### What you have to do
List each line holding the string "name".

### Data for processing
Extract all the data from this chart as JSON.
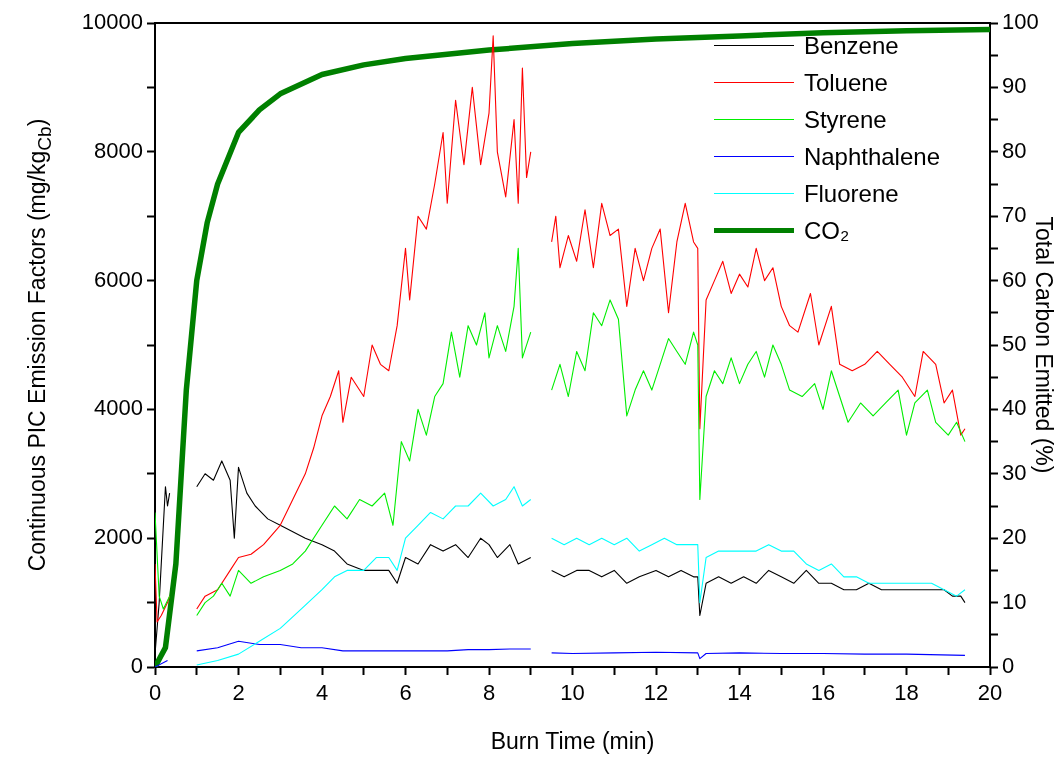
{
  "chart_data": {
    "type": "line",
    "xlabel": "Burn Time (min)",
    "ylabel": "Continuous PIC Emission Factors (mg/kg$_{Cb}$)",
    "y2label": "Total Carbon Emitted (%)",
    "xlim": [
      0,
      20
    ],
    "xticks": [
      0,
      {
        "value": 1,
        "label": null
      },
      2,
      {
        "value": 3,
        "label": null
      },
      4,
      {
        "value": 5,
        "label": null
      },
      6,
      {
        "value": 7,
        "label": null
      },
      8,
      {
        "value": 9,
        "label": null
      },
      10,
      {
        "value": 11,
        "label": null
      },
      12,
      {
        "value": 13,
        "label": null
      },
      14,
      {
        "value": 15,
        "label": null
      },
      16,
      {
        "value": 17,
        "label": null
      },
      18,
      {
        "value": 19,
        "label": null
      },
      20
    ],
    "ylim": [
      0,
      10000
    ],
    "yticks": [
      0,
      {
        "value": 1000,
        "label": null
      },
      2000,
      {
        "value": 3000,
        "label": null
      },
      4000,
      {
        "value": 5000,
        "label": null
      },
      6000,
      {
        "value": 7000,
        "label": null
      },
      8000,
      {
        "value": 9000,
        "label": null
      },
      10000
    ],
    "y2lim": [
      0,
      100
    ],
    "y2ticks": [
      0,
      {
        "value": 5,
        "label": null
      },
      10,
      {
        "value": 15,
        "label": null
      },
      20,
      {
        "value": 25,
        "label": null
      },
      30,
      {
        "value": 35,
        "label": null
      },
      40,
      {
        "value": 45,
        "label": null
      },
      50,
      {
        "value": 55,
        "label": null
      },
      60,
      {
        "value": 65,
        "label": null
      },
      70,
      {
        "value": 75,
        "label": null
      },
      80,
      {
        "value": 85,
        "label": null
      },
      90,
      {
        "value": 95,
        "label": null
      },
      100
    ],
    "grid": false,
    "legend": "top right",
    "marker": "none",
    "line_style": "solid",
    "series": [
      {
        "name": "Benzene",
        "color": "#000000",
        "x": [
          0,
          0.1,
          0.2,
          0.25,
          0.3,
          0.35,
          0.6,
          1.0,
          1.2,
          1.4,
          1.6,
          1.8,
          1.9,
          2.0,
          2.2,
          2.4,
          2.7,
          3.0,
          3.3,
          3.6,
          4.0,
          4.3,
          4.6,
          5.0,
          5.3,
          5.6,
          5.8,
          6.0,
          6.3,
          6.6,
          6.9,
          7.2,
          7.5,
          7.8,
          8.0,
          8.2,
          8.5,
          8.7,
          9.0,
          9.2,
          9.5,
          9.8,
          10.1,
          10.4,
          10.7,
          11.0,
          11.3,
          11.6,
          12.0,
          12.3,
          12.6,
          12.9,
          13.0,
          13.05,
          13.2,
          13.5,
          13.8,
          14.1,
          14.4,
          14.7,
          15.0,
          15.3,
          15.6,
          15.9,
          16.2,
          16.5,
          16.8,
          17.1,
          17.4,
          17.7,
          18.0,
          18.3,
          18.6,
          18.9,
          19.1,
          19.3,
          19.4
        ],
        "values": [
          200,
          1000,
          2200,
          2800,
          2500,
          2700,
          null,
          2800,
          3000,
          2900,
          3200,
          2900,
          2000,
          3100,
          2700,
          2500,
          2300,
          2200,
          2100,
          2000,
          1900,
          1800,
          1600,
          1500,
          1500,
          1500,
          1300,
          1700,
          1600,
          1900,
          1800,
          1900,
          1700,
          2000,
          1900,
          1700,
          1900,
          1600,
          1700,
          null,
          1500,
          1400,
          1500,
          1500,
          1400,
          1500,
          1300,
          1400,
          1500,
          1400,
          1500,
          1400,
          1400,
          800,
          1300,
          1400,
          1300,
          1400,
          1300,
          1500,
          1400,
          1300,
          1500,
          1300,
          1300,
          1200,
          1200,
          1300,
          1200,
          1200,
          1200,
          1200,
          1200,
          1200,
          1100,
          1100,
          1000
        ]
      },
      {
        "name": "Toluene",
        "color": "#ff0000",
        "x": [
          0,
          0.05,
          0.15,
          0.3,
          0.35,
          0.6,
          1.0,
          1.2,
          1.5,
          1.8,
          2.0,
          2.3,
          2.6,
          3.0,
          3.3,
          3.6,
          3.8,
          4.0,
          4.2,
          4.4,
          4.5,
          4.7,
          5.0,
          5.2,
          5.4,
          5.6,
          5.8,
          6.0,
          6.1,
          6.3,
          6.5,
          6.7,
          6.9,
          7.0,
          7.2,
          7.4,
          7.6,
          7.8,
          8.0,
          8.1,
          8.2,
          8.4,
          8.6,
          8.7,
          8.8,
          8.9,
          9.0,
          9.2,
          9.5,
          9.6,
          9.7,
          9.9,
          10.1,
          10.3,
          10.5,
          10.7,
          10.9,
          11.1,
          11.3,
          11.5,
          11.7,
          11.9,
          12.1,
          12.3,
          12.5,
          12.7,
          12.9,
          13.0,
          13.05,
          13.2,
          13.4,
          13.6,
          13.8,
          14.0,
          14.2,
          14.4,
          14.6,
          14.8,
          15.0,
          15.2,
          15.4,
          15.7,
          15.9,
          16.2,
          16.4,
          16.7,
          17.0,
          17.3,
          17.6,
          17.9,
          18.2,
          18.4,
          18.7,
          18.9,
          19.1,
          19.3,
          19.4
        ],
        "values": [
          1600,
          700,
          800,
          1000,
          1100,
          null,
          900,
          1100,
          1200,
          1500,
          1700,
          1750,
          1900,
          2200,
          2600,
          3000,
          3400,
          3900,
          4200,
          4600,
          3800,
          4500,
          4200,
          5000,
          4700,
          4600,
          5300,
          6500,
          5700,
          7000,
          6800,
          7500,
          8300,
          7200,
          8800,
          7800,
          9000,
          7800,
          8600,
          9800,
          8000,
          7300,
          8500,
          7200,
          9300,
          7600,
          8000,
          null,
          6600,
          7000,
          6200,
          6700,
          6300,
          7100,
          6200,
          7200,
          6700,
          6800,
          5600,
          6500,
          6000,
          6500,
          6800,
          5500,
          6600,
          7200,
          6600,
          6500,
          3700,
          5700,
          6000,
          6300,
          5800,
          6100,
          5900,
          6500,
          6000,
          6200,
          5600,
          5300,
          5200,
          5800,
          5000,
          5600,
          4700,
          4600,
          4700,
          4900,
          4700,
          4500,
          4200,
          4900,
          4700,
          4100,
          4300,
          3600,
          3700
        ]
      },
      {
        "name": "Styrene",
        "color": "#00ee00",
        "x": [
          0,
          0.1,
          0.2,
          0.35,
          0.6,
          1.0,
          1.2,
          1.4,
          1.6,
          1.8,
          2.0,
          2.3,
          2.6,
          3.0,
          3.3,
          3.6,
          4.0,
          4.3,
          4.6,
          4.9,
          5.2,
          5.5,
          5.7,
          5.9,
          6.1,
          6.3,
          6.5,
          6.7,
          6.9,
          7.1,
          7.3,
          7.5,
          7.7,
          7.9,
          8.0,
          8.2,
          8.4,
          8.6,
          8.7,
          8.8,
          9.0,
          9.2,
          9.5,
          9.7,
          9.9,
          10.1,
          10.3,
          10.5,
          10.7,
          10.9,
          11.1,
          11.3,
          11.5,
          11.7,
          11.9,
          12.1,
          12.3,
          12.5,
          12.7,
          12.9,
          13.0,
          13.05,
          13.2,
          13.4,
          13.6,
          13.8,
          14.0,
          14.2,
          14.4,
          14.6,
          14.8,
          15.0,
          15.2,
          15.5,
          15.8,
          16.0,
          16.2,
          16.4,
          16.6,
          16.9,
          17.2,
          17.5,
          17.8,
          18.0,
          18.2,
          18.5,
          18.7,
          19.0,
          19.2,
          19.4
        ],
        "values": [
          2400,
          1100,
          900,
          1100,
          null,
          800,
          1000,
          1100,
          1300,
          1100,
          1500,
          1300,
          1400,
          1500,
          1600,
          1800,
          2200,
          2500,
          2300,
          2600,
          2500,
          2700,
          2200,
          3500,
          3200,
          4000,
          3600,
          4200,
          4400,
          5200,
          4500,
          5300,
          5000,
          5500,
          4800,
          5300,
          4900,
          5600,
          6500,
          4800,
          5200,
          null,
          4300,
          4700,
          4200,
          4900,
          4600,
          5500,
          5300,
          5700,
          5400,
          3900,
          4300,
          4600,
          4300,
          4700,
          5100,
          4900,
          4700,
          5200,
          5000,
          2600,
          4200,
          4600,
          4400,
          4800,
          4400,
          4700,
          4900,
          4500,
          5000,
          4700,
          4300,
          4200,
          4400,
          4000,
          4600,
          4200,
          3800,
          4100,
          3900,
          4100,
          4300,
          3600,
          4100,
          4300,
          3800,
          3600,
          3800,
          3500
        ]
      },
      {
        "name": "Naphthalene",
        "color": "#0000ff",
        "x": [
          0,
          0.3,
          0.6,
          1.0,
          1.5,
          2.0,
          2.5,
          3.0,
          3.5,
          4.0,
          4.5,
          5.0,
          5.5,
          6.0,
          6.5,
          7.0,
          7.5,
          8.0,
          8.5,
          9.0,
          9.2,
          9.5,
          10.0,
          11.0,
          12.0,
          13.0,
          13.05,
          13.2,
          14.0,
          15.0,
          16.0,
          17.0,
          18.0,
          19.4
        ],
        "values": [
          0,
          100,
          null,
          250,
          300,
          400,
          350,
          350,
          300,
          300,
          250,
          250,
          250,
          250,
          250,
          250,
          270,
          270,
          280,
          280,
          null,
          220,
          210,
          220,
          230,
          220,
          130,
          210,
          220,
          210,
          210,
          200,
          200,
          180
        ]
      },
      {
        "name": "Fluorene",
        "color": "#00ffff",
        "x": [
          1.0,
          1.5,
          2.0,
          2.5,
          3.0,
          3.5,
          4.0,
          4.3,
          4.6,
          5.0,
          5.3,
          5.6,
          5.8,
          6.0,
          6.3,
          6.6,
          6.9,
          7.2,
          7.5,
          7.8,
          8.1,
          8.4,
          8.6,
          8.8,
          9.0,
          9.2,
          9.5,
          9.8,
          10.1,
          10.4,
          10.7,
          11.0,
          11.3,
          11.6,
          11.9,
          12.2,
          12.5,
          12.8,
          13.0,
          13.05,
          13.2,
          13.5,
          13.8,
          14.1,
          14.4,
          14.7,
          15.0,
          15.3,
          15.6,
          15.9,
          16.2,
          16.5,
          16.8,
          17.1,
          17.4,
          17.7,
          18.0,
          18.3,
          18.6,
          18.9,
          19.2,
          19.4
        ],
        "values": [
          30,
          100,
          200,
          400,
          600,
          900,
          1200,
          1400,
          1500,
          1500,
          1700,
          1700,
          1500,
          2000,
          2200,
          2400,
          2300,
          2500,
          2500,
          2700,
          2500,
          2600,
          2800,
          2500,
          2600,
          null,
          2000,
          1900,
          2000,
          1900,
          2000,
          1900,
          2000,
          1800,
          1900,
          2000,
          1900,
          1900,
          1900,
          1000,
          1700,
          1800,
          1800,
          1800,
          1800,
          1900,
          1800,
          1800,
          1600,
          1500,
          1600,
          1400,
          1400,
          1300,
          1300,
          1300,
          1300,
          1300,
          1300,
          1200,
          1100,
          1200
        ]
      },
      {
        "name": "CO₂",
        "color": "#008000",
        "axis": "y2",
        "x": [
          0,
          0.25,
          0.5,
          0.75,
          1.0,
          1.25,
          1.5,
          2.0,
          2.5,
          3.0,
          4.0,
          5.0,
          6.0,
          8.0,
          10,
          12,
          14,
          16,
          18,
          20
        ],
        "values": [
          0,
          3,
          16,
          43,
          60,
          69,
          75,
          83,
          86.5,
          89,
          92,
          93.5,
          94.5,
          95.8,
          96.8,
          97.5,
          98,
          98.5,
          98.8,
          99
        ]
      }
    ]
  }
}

### Output for this task
        "name": "Benzene",
        "name": "Toluene",
        "name": "Styrene",
        "name": "Naphthalene",
        "name": "Fluorene",
        "name": "CO₂",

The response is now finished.